- [EXERCISE DESCRIPTION]
Filter the records below down to lines containing "style".

- [RECORD SET]
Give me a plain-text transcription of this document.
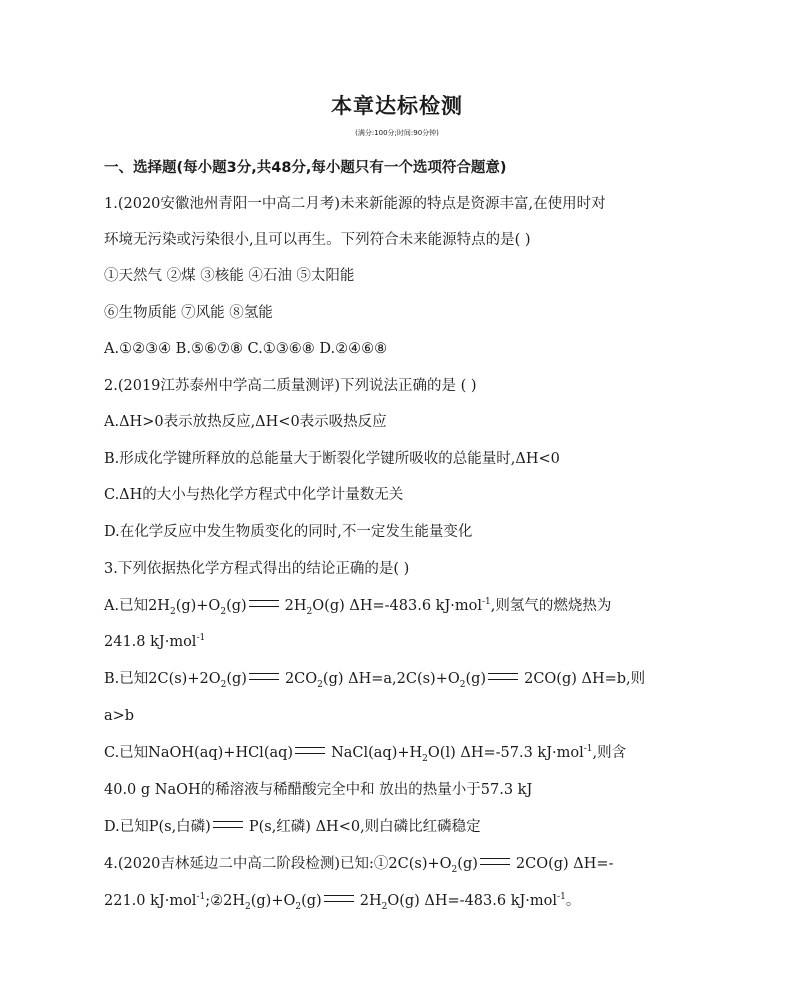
本章达标检测
(满分:100分;时间:90分钟)
一、选择题(每小题3分,共48分,每小题只有一个选项符合题意)
1.(2020安徽池州青阳一中高二月考)未来新能源的特点是资源丰富,在使用时对
环境无污染或污染很小,且可以再生。下列符合未来能源特点的是( )
①天然气 ②煤 ③核能 ④石油 ⑤太阳能
⑥生物质能 ⑦风能 ⑧氢能
A.①②③④ B.⑤⑥⑦⑧ C.①③⑥⑧ D.②④⑥⑧
2.(2019江苏泰州中学高二质量测评)下列说法正确的是 ( )
A.ΔH>0表示放热反应,ΔH<0表示吸热反应
B.形成化学键所释放的总能量大于断裂化学键所吸收的总能量时,ΔH<0
C.ΔH的大小与热化学方程式中化学计量数无关
D.在化学反应中发生物质变化的同时,不一定发生能量变化
3.下列依据热化学方程式得出的结论正确的是( )
A.已知$2H_2(g)+O_2(g)$	$2H_2O(g)$ ΔH=-483.6 kJ·mol$^{-1}$,则氢气的燃烧热为
241.8 kJ·mol$^{-1}$
B.已知$2C(s)+2O_2(g)$	$2CO_2(g)$ $\Delta H=a,2C(s)+O_2(g)$	2CO(g) ΔH=b,则
a>b
C.已知NaOH(aq)+HCl(aq)	$NaCl(aq)+H_2O(l)$ ΔH=-57.3 kJ·mol$^{-1}$,则含
40.0 g NaOH的稀溶液与稀醋酸完全中和 放出的热量小于57.3 kJ
D.已知P(s,白磷)	P(s,红磷) ΔH<0,则白磷比红磷稳定
4.(2020吉林延边二中高二阶段检测)已知$:①2C(s)+O_2(g)$	2CO(g) ΔH=-
221.0 $kJ\cdot mol^{-1};②2H_2(g)+O_2(g)$	$2H_2O(g)$ ΔH=-483.6 kJ·mol$^{-1}$。
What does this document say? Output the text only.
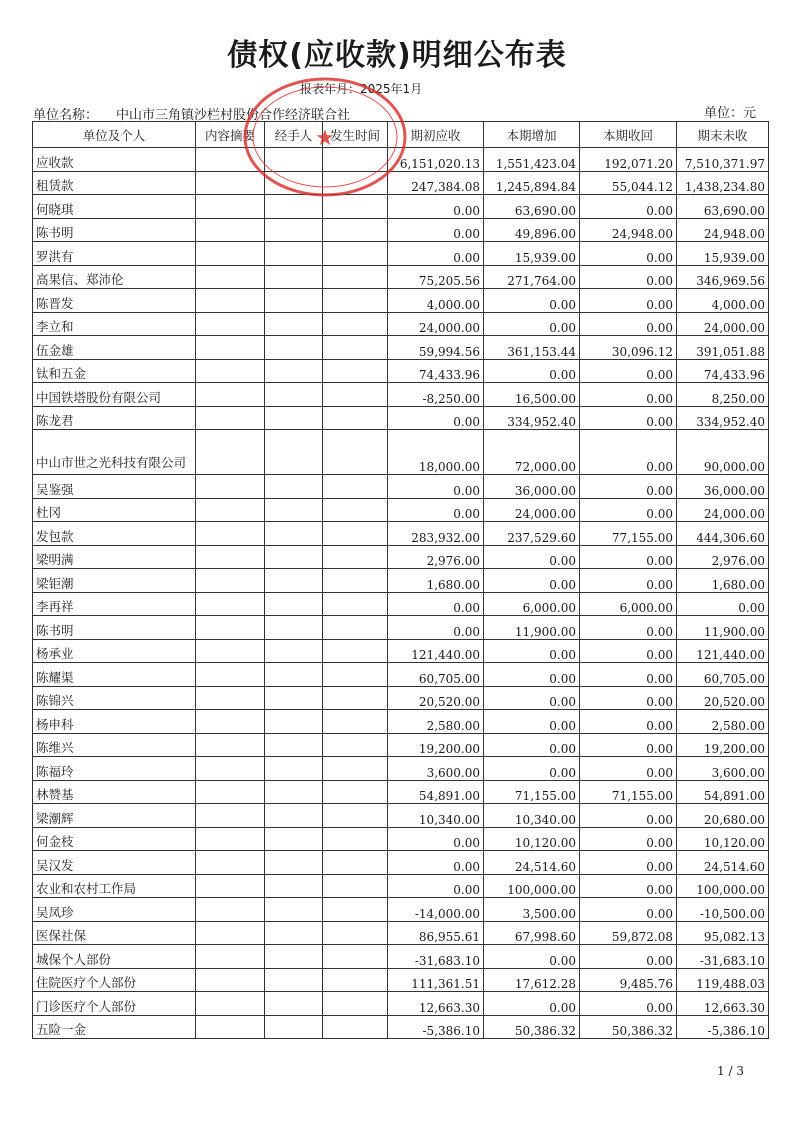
债权(应收款)明细公布表
报表年月：2025年1月
单位名称： 中山市三角镇沙栏村股份合作经济联合社	单位：元
单位及个人	内容摘要	经手人	发生时间	期初应收	本期增加	本期收回	期末未收
应收款				6,151,020.13	1,551,423.04	192,071.20	7,510,371.97
租赁款				247,384.08	1,245,894.84	55,044.12	1,438,234.80
何晓琪				0.00	63,690.00	0.00	63,690.00
陈书明				0.00	49,896.00	24,948.00	24,948.00
罗洪有				0.00	15,939.00	0.00	15,939.00
高果信、郑沛伦				75,205.56	271,764.00	0.00	346,969.56
陈晋发				4,000.00	0.00	0.00	4,000.00
李立和				24,000.00	0.00	0.00	24,000.00
伍金雄				59,994.56	361,153.44	30,096.12	391,051.88
钛和五金				74,433.96	0.00	0.00	74,433.96
中国铁塔股份有限公司				-8,250.00	16,500.00	0.00	8,250.00
陈龙君				0.00	334,952.40	0.00	334,952.40
中山市世之光科技有限公司				18,000.00	72,000.00	0.00	90,000.00
吴鉴强				0.00	36,000.00	0.00	36,000.00
杜冈				0.00	24,000.00	0.00	24,000.00
发包款				283,932.00	237,529.60	77,155.00	444,306.60
梁明满				2,976.00	0.00	0.00	2,976.00
梁钜潮				1,680.00	0.00	0.00	1,680.00
李再祥				0.00	6,000.00	6,000.00	0.00
陈书明				0.00	11,900.00	0.00	11,900.00
杨承业				121,440.00	0.00	0.00	121,440.00
陈耀渠				60,705.00	0.00	0.00	60,705.00
陈锦兴				20,520.00	0.00	0.00	20,520.00
杨申科				2,580.00	0.00	0.00	2,580.00
陈维兴				19,200.00	0.00	0.00	19,200.00
陈福玲				3,600.00	0.00	0.00	3,600.00
林赞基				54,891.00	71,155.00	71,155.00	54,891.00
梁潮辉				10,340.00	10,340.00	0.00	20,680.00
何金枝				0.00	10,120.00	0.00	10,120.00
吴汉发				0.00	24,514.60	0.00	24,514.60
农业和农村工作局				0.00	100,000.00	0.00	100,000.00
吴凤珍				-14,000.00	3,500.00	0.00	-10,500.00
医保社保				86,955.61	67,998.60	59,872.08	95,082.13
城保个人部份				-31,683.10	0.00	0.00	-31,683.10
住院医疗个人部份				111,361.51	17,612.28	9,485.76	119,488.03
门诊医疗个人部份				12,663.30	0.00	0.00	12,663.30
五险一金				-5,386.10	50,386.32	50,386.32	-5,386.10
★
1 / 3
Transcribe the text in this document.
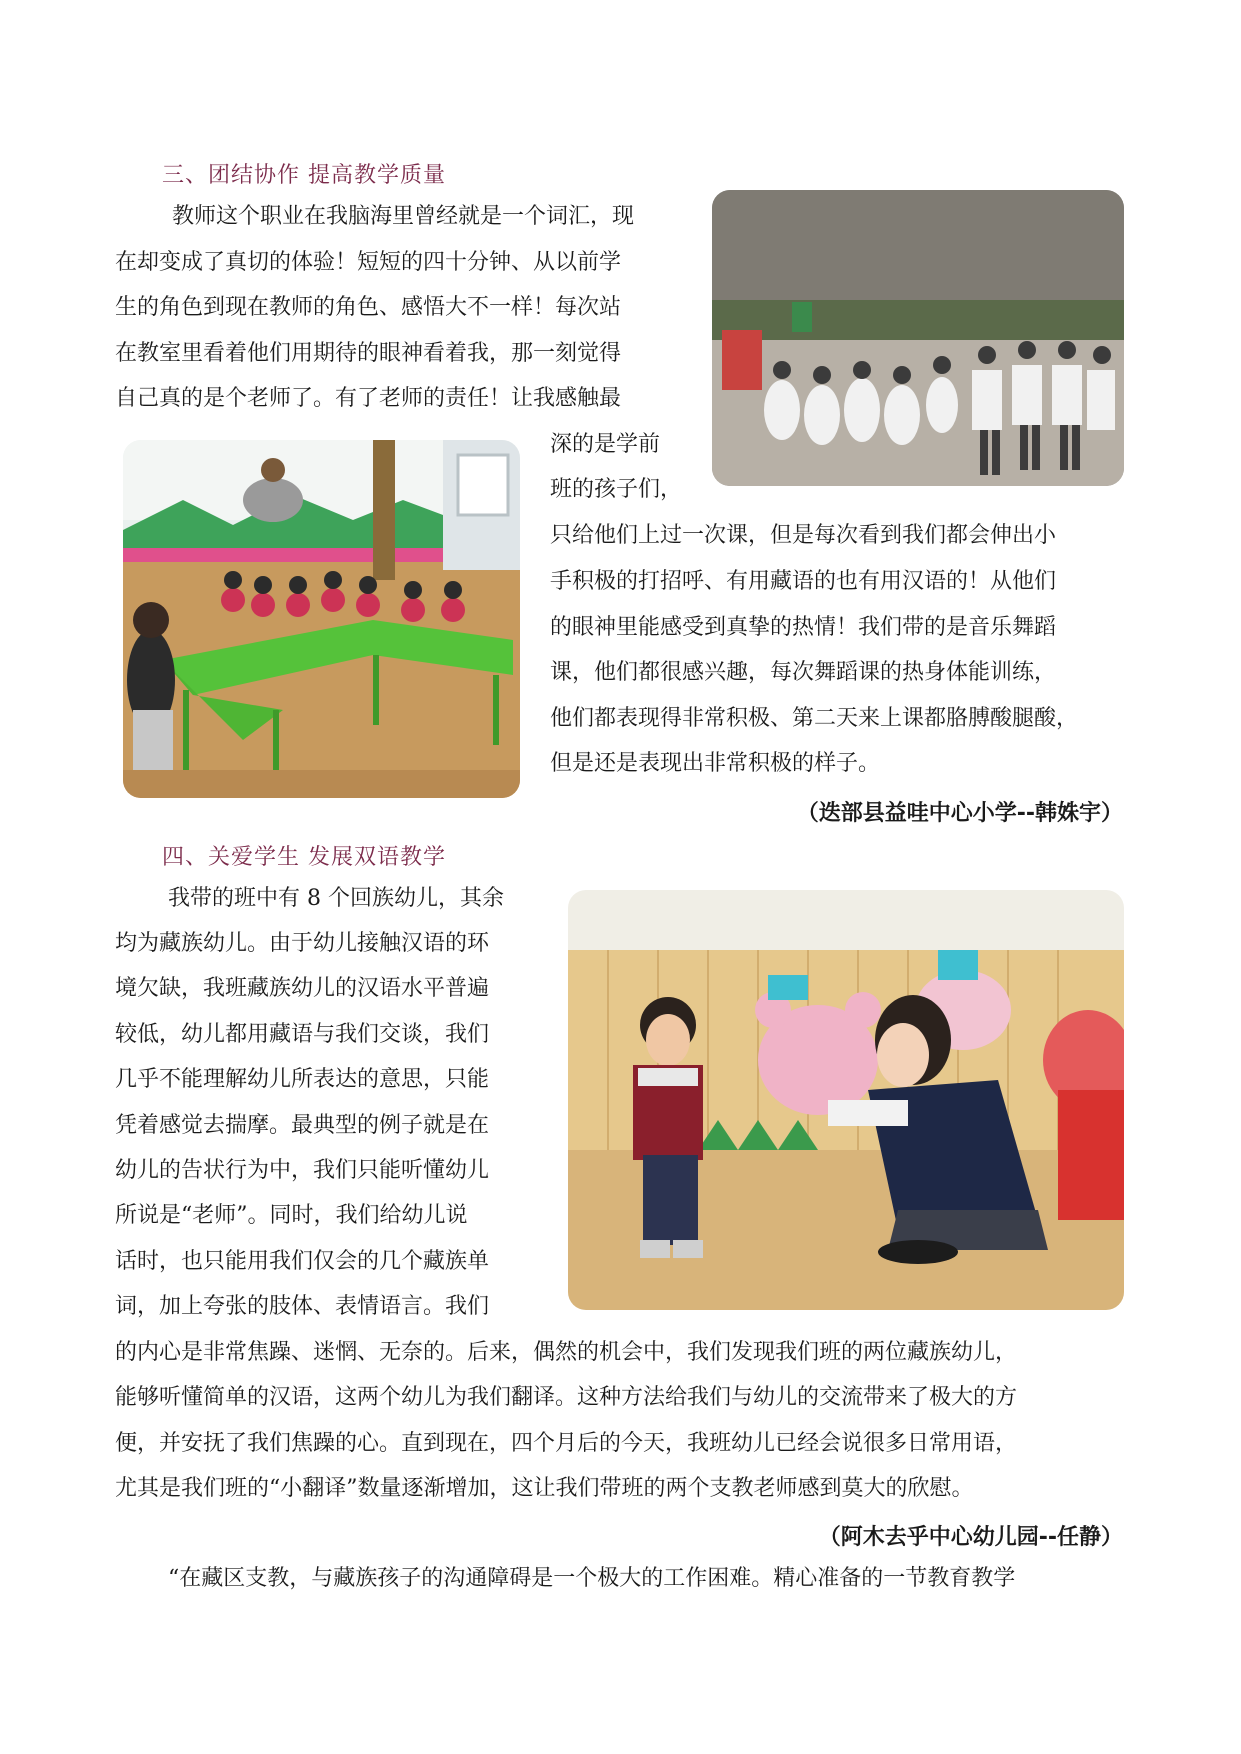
三、团结协作 提高教学质量

教师这个职业在我脑海里曾经就是一个词汇，现

在却变成了真切的体验！短短的四十分钟、从以前学

生的角色到现在教师的角色、感悟大不一样！每次站

在教室里看着他们用期待的眼神看着我，那一刻觉得

自己真的是个老师了。有了老师的责任！让我感触最

深的是学前

班的孩子们，

只给他们上过一次课，但是每次看到我们都会伸出小

手积极的打招呼、有用藏语的也有用汉语的！从他们

的眼神里能感受到真挚的热情！我们带的是音乐舞蹈

课，他们都很感兴趣，每次舞蹈课的热身体能训练，

他们都表现得非常积极、第二天来上课都胳膊酸腿酸，

但是还是表现出非常积极的样子。

（迭部县益哇中心小学--韩姝宇）

四、关爱学生 发展双语教学

我带的班中有 8 个回族幼儿，其余

均为藏族幼儿。由于幼儿接触汉语的环

境欠缺，我班藏族幼儿的汉语水平普遍

较低，幼儿都用藏语与我们交谈，我们

几乎不能理解幼儿所表达的意思，只能

凭着感觉去揣摩。最典型的例子就是在

幼儿的告状行为中，我们只能听懂幼儿

所说是“老师”。同时，我们给幼儿说

话时，也只能用我们仅会的几个藏族单

词，加上夸张的肢体、表情语言。我们

的内心是非常焦躁、迷惘、无奈的。后来，偶然的机会中，我们发现我们班的两位藏族幼儿，

能够听懂简单的汉语，这两个幼儿为我们翻译。这种方法给我们与幼儿的交流带来了极大的方

便，并安抚了我们焦躁的心。直到现在，四个月后的今天，我班幼儿已经会说很多日常用语，

尤其是我们班的“小翻译”数量逐渐增加，这让我们带班的两个支教老师感到莫大的欣慰。

（阿木去乎中心幼儿园--任静）

“在藏区支教，与藏族孩子的沟通障碍是一个极大的工作困难。精心准备的一节教育教学
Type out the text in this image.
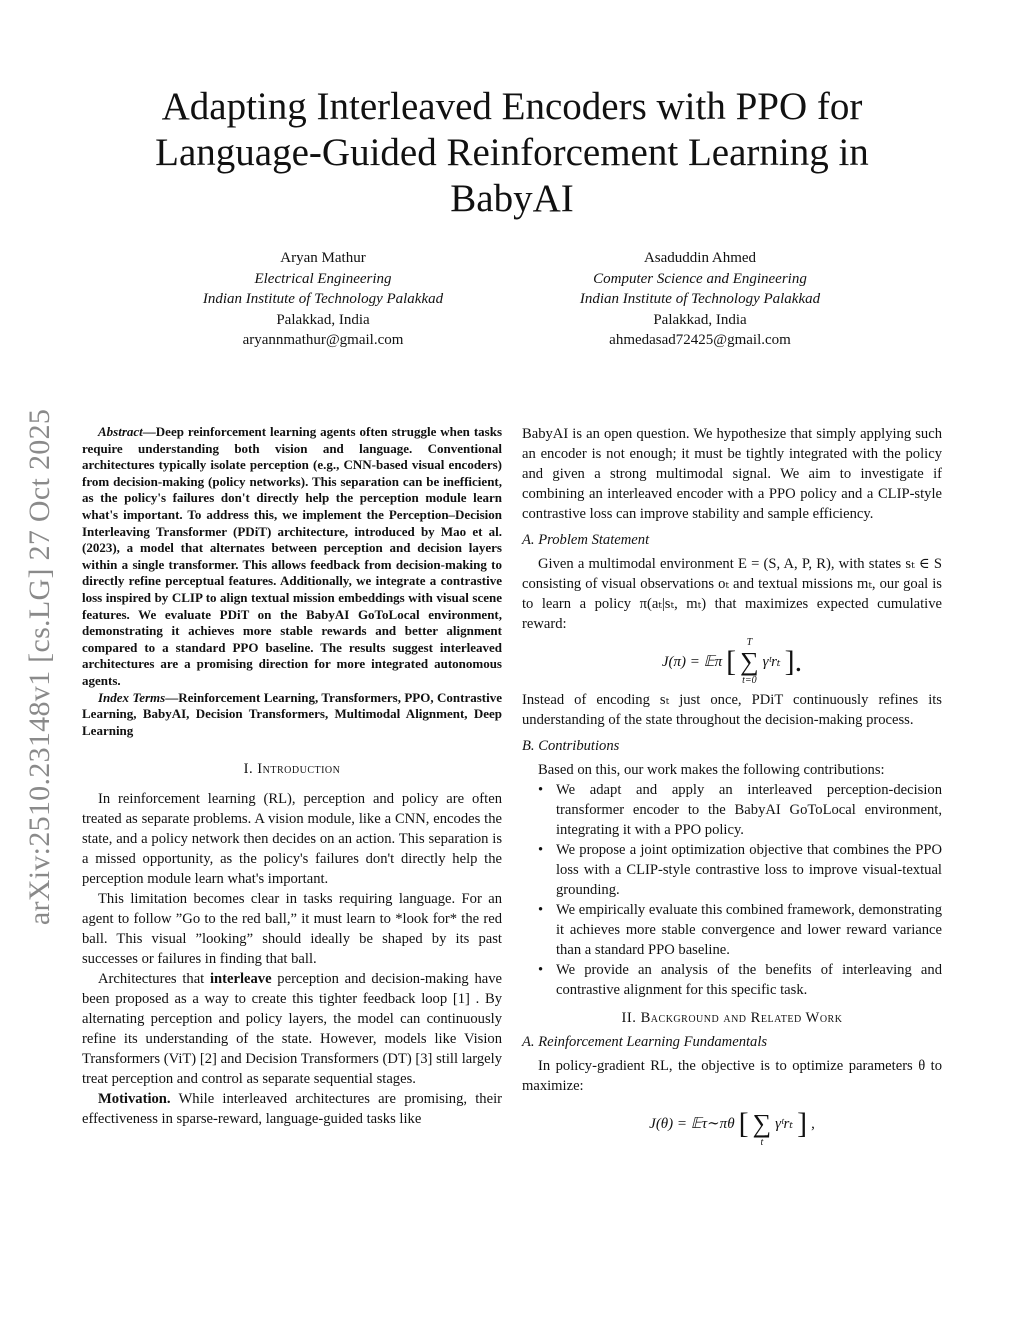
arXiv:2510.23148v1 [cs.LG] 27 Oct 2025
Adapting Interleaved Encoders with PPO for Language-Guided Reinforcement Learning in BabyAI
Aryan Mathur
Electrical Engineering
Indian Institute of Technology Palakkad
Palakkad, India
aryannmathur@gmail.com
Asaduddin Ahmed
Computer Science and Engineering
Indian Institute of Technology Palakkad
Palakkad, India
ahmedasad72425@gmail.com

Abstract—Deep reinforcement learning agents often struggle when tasks require understanding both vision and language. Conventional architectures typically isolate perception (e.g., CNN-based visual encoders) from decision-making (policy networks). This separation can be inefficient, as the policy's failures don't directly help the perception module learn what's important. To address this, we implement the Perception–Decision Interleaving Transformer (PDiT) architecture, introduced by Mao et al. (2023), a model that alternates between perception and decision layers within a single transformer. This allows feedback from decision-making to directly refine perceptual features. Additionally, we integrate a contrastive loss inspired by CLIP to align textual mission embeddings with visual scene features. We evaluate PDiT on the BabyAI GoToLocal environment, demonstrating it achieves more stable rewards and better alignment compared to a standard PPO baseline. The results suggest interleaved architectures are a promising direction for more integrated autonomous agents.

Index Terms—Reinforcement Learning, Transformers, PPO, Contrastive Learning, BabyAI, Decision Transformers, Multimodal Alignment, Deep Learning

I. Introduction

In reinforcement learning (RL), perception and policy are often treated as separate problems. A vision module, like a CNN, encodes the state, and a policy network then decides on an action. This separation is a missed opportunity, as the policy's failures don't directly help the perception module learn what's important.

This limitation becomes clear in tasks requiring language. For an agent to follow ”Go to the red ball,” it must learn to *look for* the red ball. This visual ”looking” should ideally be shaped by its past successes or failures in finding that ball.

Architectures that interleave perception and decision-making have been proposed as a way to create this tighter feedback loop [1] . By alternating perception and policy layers, the model can continuously refine its understanding of the state. However, models like Vision Transformers (ViT) [2] and Decision Transformers (DT) [3] still largely treat perception and control as separate sequential stages.

Motivation. While interleaved architectures are promising, their effectiveness in sparse-reward, language-guided tasks like

BabyAI is an open question. We hypothesize that simply applying such an encoder is not enough; it must be tightly integrated with the policy and given a strong multimodal signal. We aim to investigate if combining an interleaved encoder with a PPO policy and a CLIP-style contrastive loss can improve stability and sample efficiency.

A. Problem Statement

Given a multimodal environment E = (S, A, P, R), with states sₜ ∈ S consisting of visual observations oₜ and textual missions mₜ, our goal is to learn a policy π(aₜ|sₜ, mₜ) that maximizes expected cumulative reward:

J(π) = 𝔼π [
T
∑
t=0
γᵗrₜ ].

Instead of encoding sₜ just once, PDiT continuously refines its understanding of the state throughout the decision-making process.

B. Contributions

Based on this, our work makes the following contributions:

• We adapt and apply an interleaved perception-decision transformer encoder to the BabyAI GoToLocal environment, integrating it with a PPO policy.
• We propose a joint optimization objective that combines the PPO loss with a CLIP-style contrastive loss to improve visual-textual grounding.
• We empirically evaluate this combined framework, demonstrating it achieves more stable convergence and lower reward variance than a standard PPO baseline.
• We provide an analysis of the benefits of interleaving and contrastive alignment for this specific task.
II. Background and Related Work
A. Reinforcement Learning Fundamentals

In policy-gradient RL, the objective is to optimize parameters θ to maximize:

J(θ) = 𝔼τ∼πθ [
∑
t
γᵗrₜ ] ,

- [THE SOLUTION]
BabyAI is an open question. We hypothesize that simply applying such an encoder is not enough; it must be tightly integrated with the policy and given a strong multimodal signal. We aim to investigate if combining an interleaved encoder with a PPO policy and a CLIP-style contrastive loss can improve stability and sample efficiency.
• We propose a joint optimization objective that combines the PPO loss with a CLIP-style contrastive loss to improve visual-textual grounding.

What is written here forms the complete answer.